- Recorded data
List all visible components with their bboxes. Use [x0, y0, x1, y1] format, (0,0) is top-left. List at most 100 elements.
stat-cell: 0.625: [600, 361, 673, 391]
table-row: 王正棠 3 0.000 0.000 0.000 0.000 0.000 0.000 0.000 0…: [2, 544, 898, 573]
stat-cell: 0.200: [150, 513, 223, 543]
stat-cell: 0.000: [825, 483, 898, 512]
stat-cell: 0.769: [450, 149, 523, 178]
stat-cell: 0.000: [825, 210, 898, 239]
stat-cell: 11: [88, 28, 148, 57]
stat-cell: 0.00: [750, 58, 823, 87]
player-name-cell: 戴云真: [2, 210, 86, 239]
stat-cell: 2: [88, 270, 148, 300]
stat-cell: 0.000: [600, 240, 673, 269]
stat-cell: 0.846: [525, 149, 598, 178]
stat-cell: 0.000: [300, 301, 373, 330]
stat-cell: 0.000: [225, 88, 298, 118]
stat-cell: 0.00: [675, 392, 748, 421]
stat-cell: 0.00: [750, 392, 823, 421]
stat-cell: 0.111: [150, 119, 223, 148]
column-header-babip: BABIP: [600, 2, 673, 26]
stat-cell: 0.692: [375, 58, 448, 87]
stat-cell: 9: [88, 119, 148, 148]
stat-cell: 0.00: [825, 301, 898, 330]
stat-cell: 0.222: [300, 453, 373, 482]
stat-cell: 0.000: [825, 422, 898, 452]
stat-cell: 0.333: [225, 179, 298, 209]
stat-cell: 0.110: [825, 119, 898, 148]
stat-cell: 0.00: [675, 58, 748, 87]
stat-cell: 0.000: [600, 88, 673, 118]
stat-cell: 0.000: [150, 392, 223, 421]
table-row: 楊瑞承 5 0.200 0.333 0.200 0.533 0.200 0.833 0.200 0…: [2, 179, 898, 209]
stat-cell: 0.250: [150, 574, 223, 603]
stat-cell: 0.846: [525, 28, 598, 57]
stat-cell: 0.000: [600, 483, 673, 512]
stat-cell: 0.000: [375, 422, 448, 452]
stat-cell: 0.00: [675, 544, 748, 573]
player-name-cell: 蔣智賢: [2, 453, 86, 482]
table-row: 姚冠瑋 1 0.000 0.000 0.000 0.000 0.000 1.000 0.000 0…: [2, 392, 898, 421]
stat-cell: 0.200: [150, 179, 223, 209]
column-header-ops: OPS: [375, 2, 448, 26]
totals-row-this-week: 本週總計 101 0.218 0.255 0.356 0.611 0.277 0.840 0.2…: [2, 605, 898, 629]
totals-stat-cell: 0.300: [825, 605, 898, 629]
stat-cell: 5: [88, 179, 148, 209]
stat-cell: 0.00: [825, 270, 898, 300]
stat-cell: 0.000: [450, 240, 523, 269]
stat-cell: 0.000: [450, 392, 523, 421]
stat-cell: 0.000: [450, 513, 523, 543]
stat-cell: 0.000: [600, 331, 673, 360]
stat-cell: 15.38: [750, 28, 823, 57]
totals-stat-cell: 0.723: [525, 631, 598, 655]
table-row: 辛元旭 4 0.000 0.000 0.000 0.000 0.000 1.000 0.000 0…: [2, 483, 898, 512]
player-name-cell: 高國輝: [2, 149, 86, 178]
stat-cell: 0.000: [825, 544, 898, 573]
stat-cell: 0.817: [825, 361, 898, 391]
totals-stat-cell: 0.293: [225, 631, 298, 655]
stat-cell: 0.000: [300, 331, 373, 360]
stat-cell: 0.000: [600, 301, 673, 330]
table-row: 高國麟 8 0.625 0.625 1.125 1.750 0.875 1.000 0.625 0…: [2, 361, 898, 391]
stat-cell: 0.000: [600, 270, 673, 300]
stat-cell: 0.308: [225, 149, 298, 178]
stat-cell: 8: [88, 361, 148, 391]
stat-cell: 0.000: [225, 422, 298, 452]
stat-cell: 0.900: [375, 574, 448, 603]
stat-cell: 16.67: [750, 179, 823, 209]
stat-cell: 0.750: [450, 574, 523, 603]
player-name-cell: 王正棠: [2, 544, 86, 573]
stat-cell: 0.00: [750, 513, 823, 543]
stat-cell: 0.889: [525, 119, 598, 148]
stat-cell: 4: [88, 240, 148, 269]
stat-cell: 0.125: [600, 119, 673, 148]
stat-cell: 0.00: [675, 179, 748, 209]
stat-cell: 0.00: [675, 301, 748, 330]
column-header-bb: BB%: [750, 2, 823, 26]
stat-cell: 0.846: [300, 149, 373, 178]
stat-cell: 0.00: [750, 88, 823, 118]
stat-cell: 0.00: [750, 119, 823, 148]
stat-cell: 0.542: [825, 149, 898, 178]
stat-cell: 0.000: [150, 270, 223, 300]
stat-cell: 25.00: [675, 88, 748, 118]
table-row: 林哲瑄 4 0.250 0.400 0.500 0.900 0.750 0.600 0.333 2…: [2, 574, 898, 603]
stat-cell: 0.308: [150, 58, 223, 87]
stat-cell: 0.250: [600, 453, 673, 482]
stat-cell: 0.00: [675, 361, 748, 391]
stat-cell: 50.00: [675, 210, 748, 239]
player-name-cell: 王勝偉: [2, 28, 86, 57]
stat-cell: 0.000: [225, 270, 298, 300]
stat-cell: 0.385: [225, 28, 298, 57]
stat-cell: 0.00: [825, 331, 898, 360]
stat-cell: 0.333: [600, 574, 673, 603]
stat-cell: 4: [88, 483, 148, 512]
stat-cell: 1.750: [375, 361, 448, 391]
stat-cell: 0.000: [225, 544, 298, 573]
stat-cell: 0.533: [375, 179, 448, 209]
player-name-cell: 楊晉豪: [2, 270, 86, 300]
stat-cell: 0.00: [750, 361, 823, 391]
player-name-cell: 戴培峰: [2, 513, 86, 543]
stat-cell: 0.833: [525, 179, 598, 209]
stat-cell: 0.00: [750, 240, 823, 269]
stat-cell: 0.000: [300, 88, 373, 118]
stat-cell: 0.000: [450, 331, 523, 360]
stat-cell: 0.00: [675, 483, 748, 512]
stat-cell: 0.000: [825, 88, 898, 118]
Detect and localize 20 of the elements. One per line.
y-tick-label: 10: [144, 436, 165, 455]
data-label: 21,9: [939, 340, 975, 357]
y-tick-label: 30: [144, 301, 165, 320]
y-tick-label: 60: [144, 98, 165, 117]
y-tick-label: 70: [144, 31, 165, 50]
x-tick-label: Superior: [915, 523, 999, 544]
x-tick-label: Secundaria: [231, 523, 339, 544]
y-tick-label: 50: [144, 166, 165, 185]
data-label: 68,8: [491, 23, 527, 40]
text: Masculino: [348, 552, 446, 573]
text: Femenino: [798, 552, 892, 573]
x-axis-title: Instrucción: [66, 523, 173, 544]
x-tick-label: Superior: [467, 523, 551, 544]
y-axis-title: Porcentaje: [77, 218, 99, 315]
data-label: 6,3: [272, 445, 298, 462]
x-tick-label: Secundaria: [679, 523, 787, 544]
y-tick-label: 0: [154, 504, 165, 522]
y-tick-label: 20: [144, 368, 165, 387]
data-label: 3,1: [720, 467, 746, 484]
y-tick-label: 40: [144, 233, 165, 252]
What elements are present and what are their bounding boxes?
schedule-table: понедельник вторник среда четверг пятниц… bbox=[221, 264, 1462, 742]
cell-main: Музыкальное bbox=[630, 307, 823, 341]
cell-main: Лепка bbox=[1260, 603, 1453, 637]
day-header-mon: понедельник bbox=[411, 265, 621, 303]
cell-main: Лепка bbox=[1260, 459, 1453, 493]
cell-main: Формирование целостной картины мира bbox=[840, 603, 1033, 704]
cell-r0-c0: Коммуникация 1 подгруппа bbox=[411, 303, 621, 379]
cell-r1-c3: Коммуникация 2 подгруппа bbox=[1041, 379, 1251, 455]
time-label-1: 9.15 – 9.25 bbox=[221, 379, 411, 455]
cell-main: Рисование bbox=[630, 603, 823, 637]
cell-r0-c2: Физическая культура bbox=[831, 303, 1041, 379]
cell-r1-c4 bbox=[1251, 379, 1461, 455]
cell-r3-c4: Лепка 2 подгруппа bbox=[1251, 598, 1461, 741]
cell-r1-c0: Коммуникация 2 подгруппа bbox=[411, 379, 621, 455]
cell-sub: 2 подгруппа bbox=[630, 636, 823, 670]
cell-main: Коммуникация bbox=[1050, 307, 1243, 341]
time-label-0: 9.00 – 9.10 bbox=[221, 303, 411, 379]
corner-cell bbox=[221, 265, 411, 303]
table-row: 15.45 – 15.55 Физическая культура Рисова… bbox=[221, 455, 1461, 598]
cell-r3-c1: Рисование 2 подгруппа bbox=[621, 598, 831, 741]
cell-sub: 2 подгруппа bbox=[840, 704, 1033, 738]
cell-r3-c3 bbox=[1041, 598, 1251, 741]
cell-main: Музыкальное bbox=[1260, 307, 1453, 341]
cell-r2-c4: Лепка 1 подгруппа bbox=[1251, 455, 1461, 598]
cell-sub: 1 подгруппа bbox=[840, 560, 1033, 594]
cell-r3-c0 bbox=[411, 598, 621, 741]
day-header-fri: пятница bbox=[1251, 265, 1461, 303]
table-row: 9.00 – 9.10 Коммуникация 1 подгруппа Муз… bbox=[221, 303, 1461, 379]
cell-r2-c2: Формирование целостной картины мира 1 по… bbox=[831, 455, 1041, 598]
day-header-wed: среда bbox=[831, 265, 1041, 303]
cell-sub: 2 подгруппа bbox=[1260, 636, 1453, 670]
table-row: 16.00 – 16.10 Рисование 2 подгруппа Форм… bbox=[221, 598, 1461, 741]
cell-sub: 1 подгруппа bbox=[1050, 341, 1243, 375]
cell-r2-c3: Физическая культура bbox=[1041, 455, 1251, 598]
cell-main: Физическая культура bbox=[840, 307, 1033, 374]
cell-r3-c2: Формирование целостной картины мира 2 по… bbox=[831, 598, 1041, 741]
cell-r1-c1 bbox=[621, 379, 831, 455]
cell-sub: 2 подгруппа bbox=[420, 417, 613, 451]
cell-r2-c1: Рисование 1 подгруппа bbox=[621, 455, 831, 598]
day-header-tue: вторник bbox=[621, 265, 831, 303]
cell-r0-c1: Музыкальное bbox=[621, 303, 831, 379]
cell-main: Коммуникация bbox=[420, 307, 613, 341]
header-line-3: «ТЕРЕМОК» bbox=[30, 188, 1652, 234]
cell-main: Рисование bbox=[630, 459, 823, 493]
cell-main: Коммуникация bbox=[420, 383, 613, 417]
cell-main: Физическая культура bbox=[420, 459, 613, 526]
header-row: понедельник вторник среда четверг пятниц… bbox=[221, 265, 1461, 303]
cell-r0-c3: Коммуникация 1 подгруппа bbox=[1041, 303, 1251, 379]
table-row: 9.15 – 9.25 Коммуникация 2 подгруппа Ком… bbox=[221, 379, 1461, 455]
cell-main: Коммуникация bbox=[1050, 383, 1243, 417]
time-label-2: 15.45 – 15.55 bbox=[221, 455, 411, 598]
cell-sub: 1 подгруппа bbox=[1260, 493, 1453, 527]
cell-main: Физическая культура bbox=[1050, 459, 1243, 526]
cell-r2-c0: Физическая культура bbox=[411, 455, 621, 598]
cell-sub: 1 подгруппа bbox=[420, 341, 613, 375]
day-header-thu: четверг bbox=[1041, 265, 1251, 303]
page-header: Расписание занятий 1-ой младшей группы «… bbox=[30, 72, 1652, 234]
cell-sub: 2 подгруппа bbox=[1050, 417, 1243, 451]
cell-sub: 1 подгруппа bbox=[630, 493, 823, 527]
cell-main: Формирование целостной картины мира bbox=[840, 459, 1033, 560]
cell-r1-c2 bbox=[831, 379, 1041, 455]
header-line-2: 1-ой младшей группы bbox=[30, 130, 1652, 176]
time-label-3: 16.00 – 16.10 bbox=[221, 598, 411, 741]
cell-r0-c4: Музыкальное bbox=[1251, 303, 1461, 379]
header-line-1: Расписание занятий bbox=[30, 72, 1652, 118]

- Instructions to follow
Copy out the lines character for character, starting at the first line and ending at the line that contains "player-name-cell: 蔣智賢: [2, 453, 86, 482]", with both ends included.

- Expected answer
List all visible components with their bboxes. Use [x0, y0, x1, y1] format, (0,0) is top-left. List at most 100 elements.
stat-cell: 0.625: [600, 361, 673, 391]
table-row: 王正棠 3 0.000 0.000 0.000 0.000 0.000 0.000 0.000 0…: [2, 544, 898, 573]
stat-cell: 0.200: [150, 513, 223, 543]
stat-cell: 0.000: [825, 483, 898, 512]
stat-cell: 0.769: [450, 149, 523, 178]
stat-cell: 0.000: [825, 210, 898, 239]
stat-cell: 11: [88, 28, 148, 57]
stat-cell: 0.00: [750, 58, 823, 87]
player-name-cell: 戴云真: [2, 210, 86, 239]
stat-cell: 2: [88, 270, 148, 300]
stat-cell: 0.000: [600, 240, 673, 269]
stat-cell: 0.846: [525, 149, 598, 178]
stat-cell: 0.000: [300, 301, 373, 330]
stat-cell: 0.000: [225, 88, 298, 118]
stat-cell: 0.00: [675, 392, 748, 421]
stat-cell: 0.00: [750, 392, 823, 421]
stat-cell: 0.111: [150, 119, 223, 148]
column-header-babip: BABIP: [600, 2, 673, 26]
stat-cell: 0.692: [375, 58, 448, 87]
stat-cell: 9: [88, 119, 148, 148]
stat-cell: 0.00: [825, 301, 898, 330]
stat-cell: 0.222: [300, 453, 373, 482]
stat-cell: 0.000: [825, 422, 898, 452]
stat-cell: 0.333: [225, 179, 298, 209]
stat-cell: 0.110: [825, 119, 898, 148]
stat-cell: 0.00: [675, 58, 748, 87]
stat-cell: 0.000: [600, 88, 673, 118]
stat-cell: 0.000: [150, 392, 223, 421]
table-row: 楊瑞承 5 0.200 0.333 0.200 0.533 0.200 0.833 0.200 0…: [2, 179, 898, 209]
stat-cell: 0.250: [150, 574, 223, 603]
stat-cell: 0.846: [525, 28, 598, 57]
stat-cell: 0.000: [600, 483, 673, 512]
stat-cell: 0.000: [375, 422, 448, 452]
stat-cell: 0.00: [675, 544, 748, 573]
player-name-cell: 蔣智賢: [2, 453, 86, 482]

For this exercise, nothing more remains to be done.